**AIM**: Only the lines from the one containing "What's the underlying" through the end of the entries should be repeated, exactly as they appear, first and last included.

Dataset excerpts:

'''

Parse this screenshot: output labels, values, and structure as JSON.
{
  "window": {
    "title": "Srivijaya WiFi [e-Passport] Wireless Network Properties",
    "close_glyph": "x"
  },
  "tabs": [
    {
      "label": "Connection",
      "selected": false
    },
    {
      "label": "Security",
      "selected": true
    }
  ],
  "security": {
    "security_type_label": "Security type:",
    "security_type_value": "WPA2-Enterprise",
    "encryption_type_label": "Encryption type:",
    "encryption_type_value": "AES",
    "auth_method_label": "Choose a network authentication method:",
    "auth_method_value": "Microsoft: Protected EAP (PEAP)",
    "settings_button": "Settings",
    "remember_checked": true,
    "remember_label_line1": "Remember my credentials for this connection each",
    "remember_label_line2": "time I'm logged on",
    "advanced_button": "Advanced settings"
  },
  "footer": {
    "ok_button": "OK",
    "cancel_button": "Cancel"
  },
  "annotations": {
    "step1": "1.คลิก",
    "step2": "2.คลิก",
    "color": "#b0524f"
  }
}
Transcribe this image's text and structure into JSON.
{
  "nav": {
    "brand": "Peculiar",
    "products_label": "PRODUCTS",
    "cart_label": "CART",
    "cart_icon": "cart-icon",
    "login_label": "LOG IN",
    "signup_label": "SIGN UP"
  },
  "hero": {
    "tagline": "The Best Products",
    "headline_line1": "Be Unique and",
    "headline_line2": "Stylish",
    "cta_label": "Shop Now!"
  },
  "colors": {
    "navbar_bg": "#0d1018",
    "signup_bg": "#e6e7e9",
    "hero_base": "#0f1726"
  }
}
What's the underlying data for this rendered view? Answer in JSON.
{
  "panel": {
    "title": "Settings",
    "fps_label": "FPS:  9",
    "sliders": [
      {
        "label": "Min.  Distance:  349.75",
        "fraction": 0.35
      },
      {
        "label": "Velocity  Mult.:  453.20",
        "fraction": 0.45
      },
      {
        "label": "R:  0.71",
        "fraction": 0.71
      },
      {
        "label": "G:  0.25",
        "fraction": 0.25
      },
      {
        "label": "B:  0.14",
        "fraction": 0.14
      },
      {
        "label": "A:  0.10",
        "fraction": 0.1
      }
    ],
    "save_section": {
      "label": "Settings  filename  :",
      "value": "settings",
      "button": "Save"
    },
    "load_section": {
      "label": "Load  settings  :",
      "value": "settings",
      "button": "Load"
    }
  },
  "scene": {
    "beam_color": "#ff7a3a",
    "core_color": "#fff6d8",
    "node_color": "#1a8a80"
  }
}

'''

**ANSWER TO THE PROBLEM**:
What's the underlying data for this rendered view? Answer in JSON.
{
  "panel": {
    "title": "Settings",
    "fps_label": "FPS:  9",
    "sliders": [
      {
        "label": "Min.  Distance:  349.75",
        "fraction": 0.35
      },
      {
        "label": "Velocity  Mult.:  453.20",
        "fraction": 0.45
      },
      {
        "label": "R:  0.71",
        "fraction": 0.71
      },
      {
        "label": "G:  0.25",
        "fraction": 0.25
      },
      {
        "label": "B:  0.14",
        "fraction": 0.14
      },
      {
        "label": "A:  0.10",
        "fraction": 0.1
      }
    ],
    "save_section": {
      "label": "Settings  filename  :",
      "value": "settings",
      "button": "Save"
    },
    "load_section": {
      "label": "Load  settings  :",
      "value": "settings",
      "button": "Load"
    }
  },
  "scene": {
    "beam_color": "#ff7a3a",
    "core_color": "#fff6d8",
    "node_color": "#1a8a80"
  }
}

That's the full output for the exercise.